= Work instructions =
Of the lines in the entries below, state how many hold the word "Наибольший". Say nothing else.

================

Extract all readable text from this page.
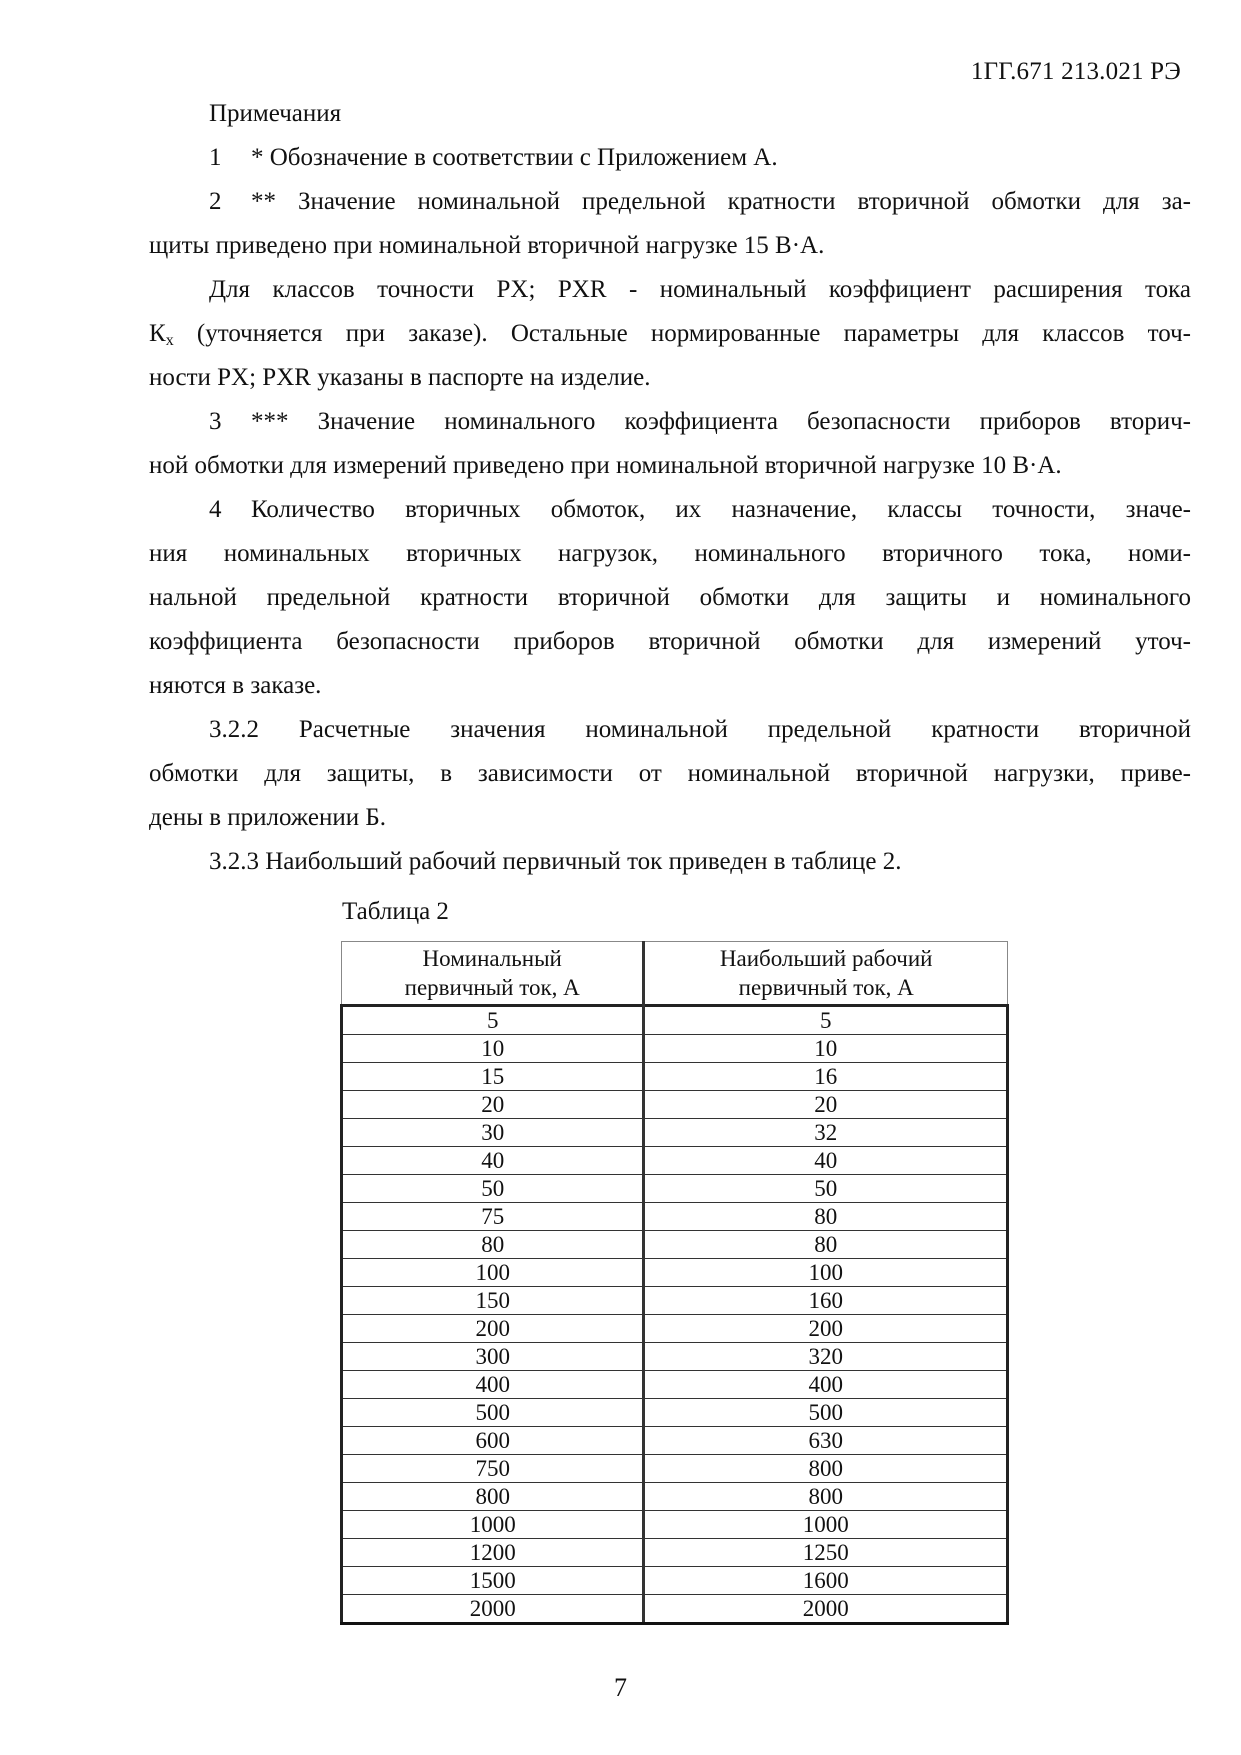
1ГГ.671 213.021 РЭ
Примечания
1 * Обозначение в соответствии с Приложением А.
2 ** Значение номинальной предельной кратности вторичной обмотки для за-
щиты приведено при номинальной вторичной нагрузке 15 В·А.
Для классов точности PX; PXR - номинальный коэффициент расширения тока
$К_x$ (уточняется при заказе). Остальные нормированные параметры для классов точ-
ности PX; PXR указаны в паспорте на изделие.
3 *** Значение номинального коэффициента безопасности приборов вторич-
ной обмотки для измерений приведено при номинальной вторичной нагрузке 10 В·А.
4 Количество вторичных обмоток, их назначение, классы точности, значе-
ния номинальных вторичных нагрузок, номинального вторичного тока, номи-
нальной предельной кратности вторичной обмотки для защиты и номинального
коэффициента безопасности приборов вторичной обмотки для измерений уточ-
няются в заказе.
3.2.2 Расчетные значения номинальной предельной кратности вторичной
обмотки для защиты, в зависимости от номинальной вторичной нагрузки, приве-
дены в приложении Б.
3.2.3 Наибольший рабочий первичный ток приведен в таблице 2.
Таблица 2
Номинальный
первичный ток, А

Наибольший рабочий
первичный ток, А

5	5
10	10
15	16
20	20
30	32
40	40
50	50
75	80
80	80
100	100
150	160
200	200
300	320
400	400
500	500
600	630
750	800
800	800
1000	1000
1200	1250
1500	1600
2000	2000
7
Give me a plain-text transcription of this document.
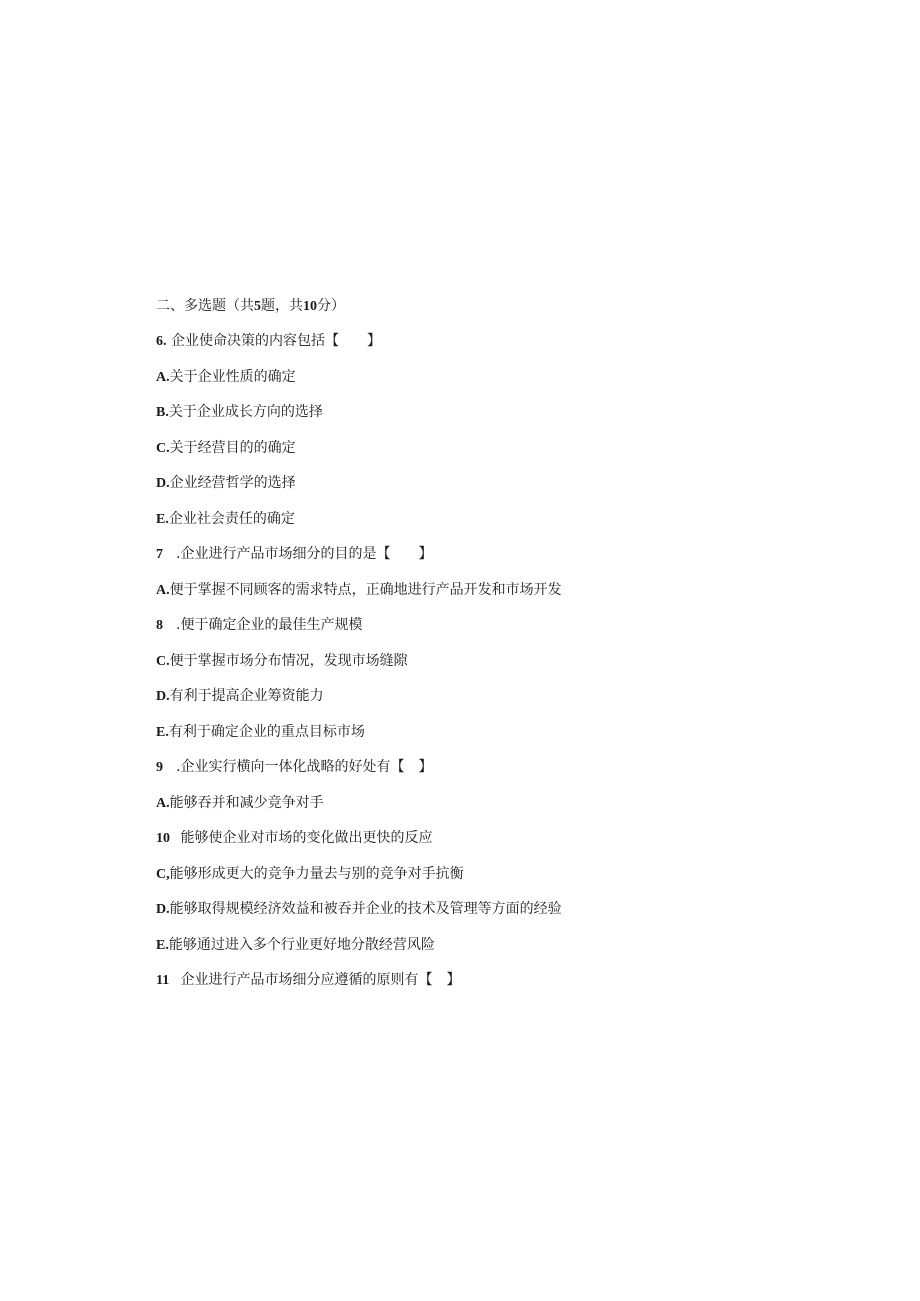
二、多选题（共5题，共10分）
6. 企业使命决策的内容包括【　　】
A.关于企业性质的确定
B.关于企业成长方向的选择
C.关于经营目的的确定
D.企业经营哲学的选择
E.企业社会责任的确定
7 .企业进行产品市场细分的目的是【　　】
A.便于掌握不同顾客的需求特点，正确地进行产品开发和市场开发
8 .便于确定企业的最佳生产规模
C.便于掌握市场分布情况，发现市场缝隙
D.有利于提高企业筹资能力
E.有利于确定企业的重点目标市场
9 .企业实行横向一体化战略的好处有【　】
A.能够吞并和减少竞争对手
10 能够使企业对市场的变化做出更快的反应
C,能够形成更大的竞争力量去与别的竞争对手抗衡
D.能够取得规模经济效益和被吞并企业的技术及管理等方面的经验
E.能够通过进入多个行业更好地分散经营风险
11 企业进行产品市场细分应遵循的原则有【　】
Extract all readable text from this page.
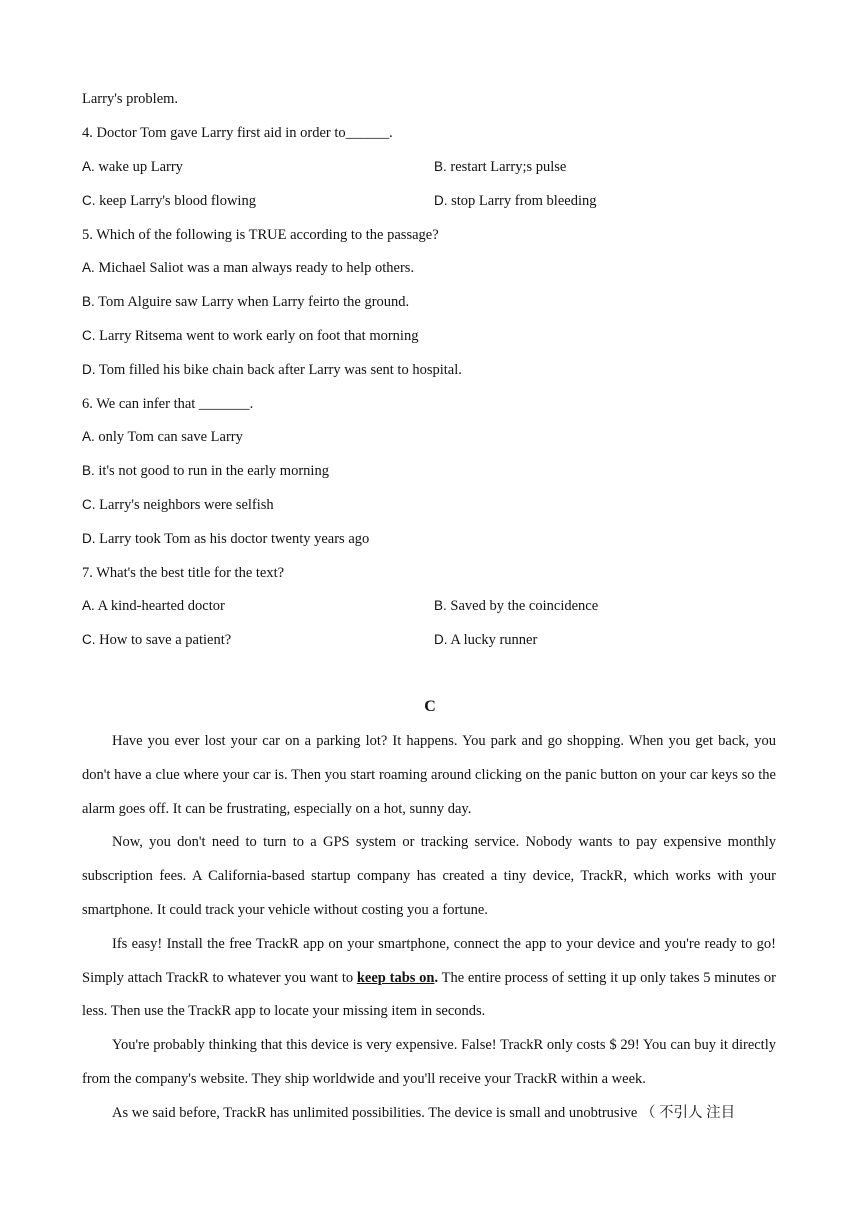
Larry's problem.
4. Doctor Tom gave Larry first aid in order to______.
A. wake up Larry	B. restart Larry;s pulse
C. keep Larry's blood flowing	D. stop Larry from bleeding
5. Which of the following is TRUE according to the passage?
A. Michael Saliot was a man always ready to help others.
B. Tom Alguire saw Larry when Larry feirto the ground.
C. Larry Ritsema went to work early on foot that morning
D. Tom filled his bike chain back after Larry was sent to hospital.
6. We can infer that _______.
A. only Tom can save Larry
B. it's not good to run in the early morning
C. Larry's neighbors were selfish
D. Larry took Tom as his doctor twenty years ago
7. What's the best title for the text?
A. A kind-hearted doctor	B. Saved by the coincidence
C. How to save a patient?	D. A lucky runner
C

Have you ever lost your car on a parking lot? It happens. You park and go shopping. When you get back, you don't have a clue where your car is. Then you start roaming around clicking on the panic button on your car keys so the alarm goes off. It can be frustrating, especially on a hot, sunny day.

Now, you don't need to turn to a GPS system or tracking service. Nobody wants to pay expensive monthly subscription fees. A California-based startup company has created a tiny device, TrackR, which works with your smartphone. It could track your vehicle without costing you a fortune.

Ifs easy! Install the free TrackR app on your smartphone, connect the app to your device and you're ready to go! Simply attach TrackR to whatever you want to keep tabs on. The entire process of setting it up only takes 5 minutes or less. Then use the TrackR app to locate your missing item in seconds.

You're probably thinking that this device is very expensive. False! TrackR only costs $ 29! You can buy it directly from the company's website. They ship worldwide and you'll receive your TrackR within a week.

As we said before, TrackR has unlimited possibilities. The device is small and unobtrusive （ 不引人 注目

================

= Response below =
2